**EXERCISE MATERIALS**
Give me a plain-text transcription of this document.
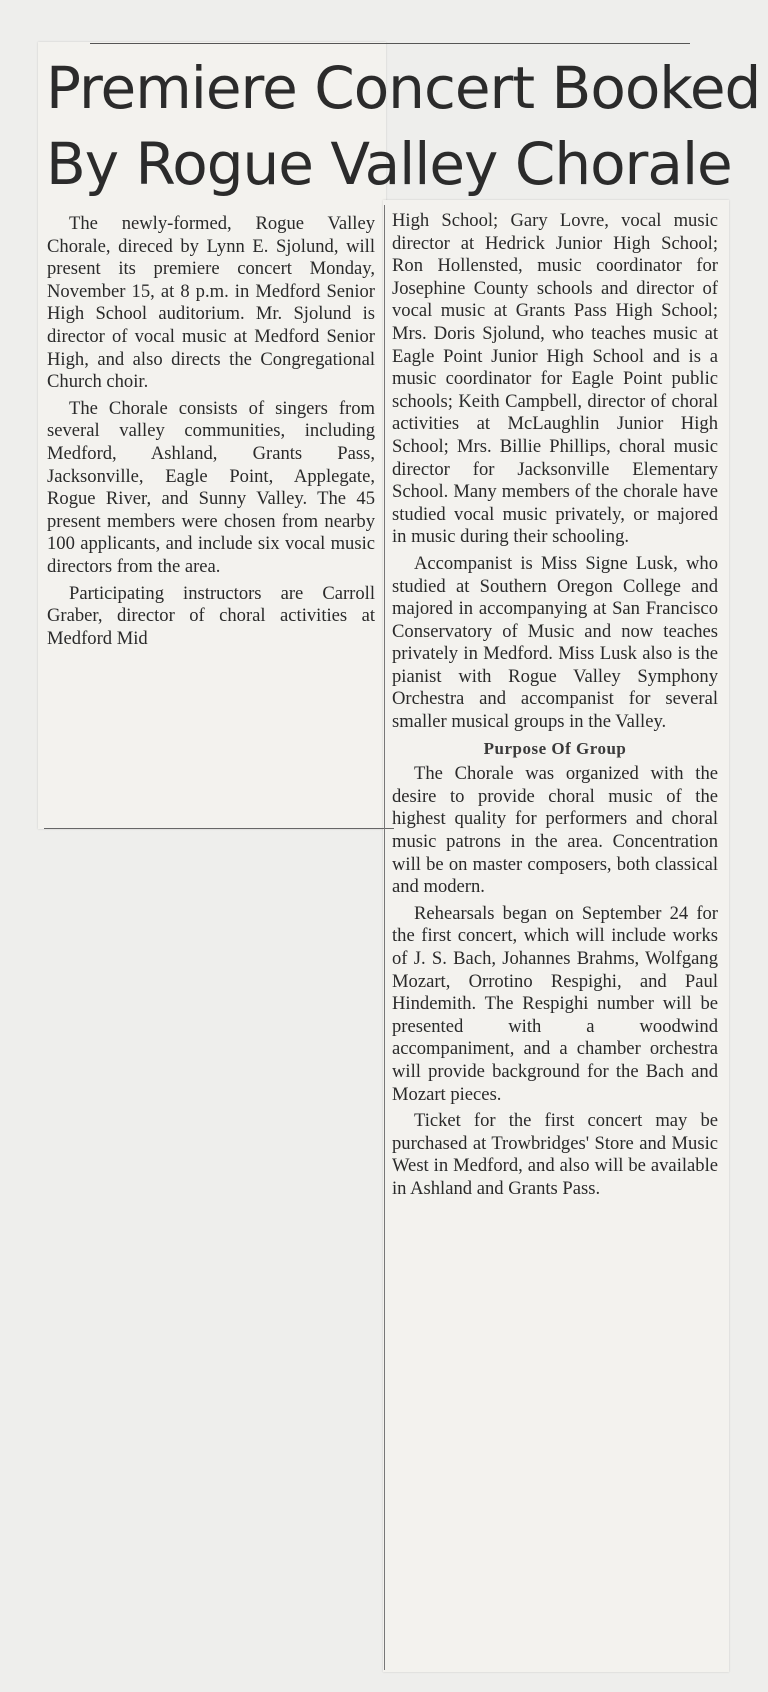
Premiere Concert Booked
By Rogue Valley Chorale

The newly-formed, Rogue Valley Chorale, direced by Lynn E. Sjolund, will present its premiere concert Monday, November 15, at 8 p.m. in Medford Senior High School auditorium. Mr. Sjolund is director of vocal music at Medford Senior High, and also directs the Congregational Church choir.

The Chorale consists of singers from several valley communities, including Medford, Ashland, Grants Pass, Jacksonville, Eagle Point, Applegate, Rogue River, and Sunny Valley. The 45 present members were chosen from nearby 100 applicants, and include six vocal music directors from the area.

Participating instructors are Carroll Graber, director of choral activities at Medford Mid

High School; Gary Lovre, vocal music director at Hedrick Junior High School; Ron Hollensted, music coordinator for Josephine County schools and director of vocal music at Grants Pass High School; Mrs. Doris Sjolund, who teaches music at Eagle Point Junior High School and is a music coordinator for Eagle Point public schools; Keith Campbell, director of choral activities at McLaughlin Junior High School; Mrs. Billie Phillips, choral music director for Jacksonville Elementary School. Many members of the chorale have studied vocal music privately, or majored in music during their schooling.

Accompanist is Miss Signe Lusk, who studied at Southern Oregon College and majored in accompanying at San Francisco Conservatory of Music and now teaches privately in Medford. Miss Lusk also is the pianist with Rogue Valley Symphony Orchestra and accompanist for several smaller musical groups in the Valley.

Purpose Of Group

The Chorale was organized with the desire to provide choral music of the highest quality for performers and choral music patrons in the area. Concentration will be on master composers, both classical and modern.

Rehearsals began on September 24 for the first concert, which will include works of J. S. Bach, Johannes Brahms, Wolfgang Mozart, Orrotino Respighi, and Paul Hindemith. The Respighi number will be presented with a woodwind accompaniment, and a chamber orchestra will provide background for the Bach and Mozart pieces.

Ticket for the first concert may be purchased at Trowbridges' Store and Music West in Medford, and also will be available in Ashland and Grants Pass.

---

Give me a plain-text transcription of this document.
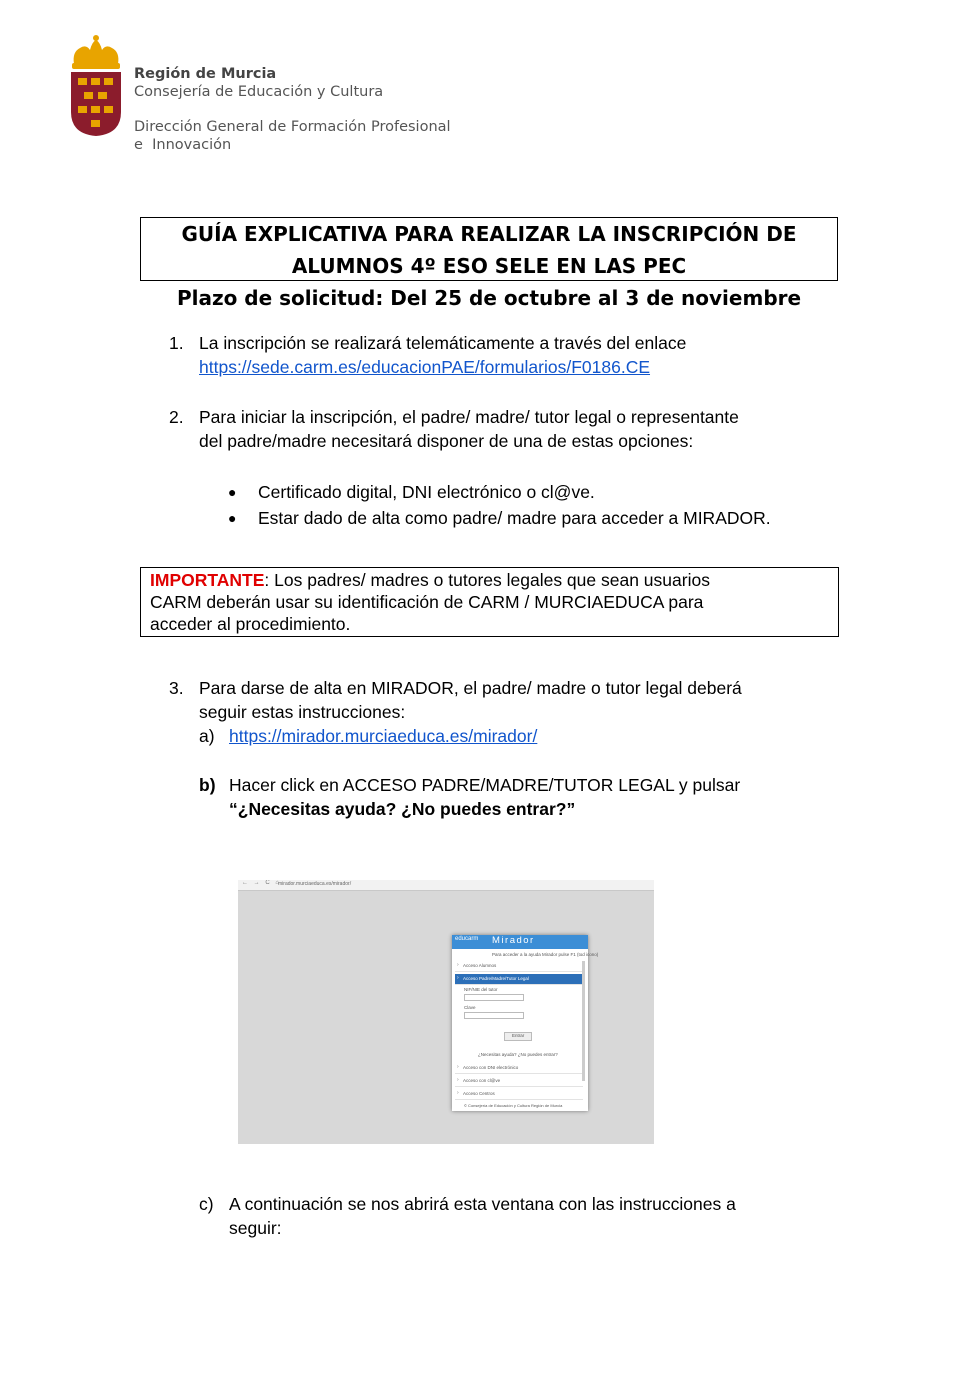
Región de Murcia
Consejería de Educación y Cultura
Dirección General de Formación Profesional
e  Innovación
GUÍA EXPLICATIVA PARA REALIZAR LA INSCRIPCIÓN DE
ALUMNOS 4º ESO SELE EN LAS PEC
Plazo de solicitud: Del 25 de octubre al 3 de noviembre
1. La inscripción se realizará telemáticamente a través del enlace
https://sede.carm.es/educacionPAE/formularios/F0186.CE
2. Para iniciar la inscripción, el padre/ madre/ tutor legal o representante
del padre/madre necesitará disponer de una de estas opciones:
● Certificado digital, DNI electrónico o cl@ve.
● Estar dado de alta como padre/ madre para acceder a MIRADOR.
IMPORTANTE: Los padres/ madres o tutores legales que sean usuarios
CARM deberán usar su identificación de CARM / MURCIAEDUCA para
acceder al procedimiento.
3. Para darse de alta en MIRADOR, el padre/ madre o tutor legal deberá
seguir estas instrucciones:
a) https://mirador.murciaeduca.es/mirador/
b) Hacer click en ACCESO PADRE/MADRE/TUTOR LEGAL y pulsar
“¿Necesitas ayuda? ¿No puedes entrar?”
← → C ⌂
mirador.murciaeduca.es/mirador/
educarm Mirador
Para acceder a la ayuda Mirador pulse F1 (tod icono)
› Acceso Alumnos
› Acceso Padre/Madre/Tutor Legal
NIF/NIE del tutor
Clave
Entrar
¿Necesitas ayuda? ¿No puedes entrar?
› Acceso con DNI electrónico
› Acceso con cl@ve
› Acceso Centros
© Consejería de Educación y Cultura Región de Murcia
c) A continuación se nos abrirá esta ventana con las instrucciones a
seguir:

--

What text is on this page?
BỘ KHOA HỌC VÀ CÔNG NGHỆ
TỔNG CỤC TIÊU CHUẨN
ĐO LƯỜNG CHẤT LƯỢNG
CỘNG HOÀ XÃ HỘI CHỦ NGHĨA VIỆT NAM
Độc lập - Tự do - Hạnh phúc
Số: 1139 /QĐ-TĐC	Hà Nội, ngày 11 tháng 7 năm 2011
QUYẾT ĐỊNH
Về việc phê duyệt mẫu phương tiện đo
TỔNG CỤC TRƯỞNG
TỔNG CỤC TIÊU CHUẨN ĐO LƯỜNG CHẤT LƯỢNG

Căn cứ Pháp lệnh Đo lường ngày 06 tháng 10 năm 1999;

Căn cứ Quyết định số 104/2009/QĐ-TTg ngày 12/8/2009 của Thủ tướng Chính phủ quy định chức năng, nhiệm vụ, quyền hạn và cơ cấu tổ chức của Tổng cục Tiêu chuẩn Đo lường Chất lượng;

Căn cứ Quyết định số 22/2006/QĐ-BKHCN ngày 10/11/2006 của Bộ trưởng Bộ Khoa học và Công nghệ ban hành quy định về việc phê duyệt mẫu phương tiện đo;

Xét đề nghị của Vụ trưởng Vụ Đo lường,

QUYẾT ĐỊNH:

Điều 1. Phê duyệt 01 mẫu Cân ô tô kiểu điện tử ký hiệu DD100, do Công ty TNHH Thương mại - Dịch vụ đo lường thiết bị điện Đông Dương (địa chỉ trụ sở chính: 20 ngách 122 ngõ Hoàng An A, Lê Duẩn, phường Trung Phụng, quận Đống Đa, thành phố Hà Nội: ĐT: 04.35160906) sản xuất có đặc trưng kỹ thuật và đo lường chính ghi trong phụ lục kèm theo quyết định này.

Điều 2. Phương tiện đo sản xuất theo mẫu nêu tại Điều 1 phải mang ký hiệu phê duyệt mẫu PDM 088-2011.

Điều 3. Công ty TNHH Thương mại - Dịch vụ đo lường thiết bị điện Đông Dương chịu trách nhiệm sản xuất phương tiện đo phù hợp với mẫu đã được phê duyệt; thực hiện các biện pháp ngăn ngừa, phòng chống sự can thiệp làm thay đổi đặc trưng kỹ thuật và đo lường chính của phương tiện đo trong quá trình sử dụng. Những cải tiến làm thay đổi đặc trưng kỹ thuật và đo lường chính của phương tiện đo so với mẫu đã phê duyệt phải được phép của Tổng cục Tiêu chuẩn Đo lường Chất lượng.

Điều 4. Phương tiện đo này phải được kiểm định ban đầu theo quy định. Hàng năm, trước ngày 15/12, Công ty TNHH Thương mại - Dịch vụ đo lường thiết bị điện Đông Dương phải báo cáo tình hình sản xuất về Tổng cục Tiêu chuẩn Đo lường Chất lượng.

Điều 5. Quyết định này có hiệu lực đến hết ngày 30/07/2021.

**GIVEN EXERCISE**
Which lines contain "instrucciones"? Copy each of them out.

**THE RESPONSE**
seguir estas instrucciones:
c) A continuación se nos abrirá esta ventana con las instrucciones a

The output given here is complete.